◆ Work to be completed: Lines holding the string "text" are the ones to copy from this listing.

◆ Material to process:
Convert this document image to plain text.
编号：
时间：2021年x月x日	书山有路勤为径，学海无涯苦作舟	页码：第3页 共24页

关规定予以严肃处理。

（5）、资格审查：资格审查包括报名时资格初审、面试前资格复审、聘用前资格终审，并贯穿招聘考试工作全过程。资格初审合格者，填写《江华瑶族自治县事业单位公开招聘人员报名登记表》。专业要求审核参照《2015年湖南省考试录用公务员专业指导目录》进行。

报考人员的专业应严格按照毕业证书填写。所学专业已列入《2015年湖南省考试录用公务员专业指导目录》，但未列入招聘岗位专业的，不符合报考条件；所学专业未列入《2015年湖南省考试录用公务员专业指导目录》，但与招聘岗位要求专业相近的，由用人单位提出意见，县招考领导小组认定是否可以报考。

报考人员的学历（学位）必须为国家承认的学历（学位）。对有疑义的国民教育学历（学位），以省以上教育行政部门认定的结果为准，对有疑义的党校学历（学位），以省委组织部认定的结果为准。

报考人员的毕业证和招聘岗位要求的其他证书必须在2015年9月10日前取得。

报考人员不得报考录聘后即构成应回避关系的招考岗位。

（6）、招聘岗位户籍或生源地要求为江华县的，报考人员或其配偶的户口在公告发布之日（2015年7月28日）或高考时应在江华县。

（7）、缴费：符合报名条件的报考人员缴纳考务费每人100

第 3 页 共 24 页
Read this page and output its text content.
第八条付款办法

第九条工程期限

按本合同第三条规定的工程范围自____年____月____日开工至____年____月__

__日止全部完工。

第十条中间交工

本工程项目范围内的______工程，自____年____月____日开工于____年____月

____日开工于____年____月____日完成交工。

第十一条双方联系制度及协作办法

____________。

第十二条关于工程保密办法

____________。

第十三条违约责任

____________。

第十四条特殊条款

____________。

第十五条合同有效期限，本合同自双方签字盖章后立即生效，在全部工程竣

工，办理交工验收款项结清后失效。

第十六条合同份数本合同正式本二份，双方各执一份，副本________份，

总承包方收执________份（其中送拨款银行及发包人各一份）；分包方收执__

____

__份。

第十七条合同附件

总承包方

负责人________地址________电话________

◆ Final result:
Convert this document image to plain text.
Read this page and output its text content.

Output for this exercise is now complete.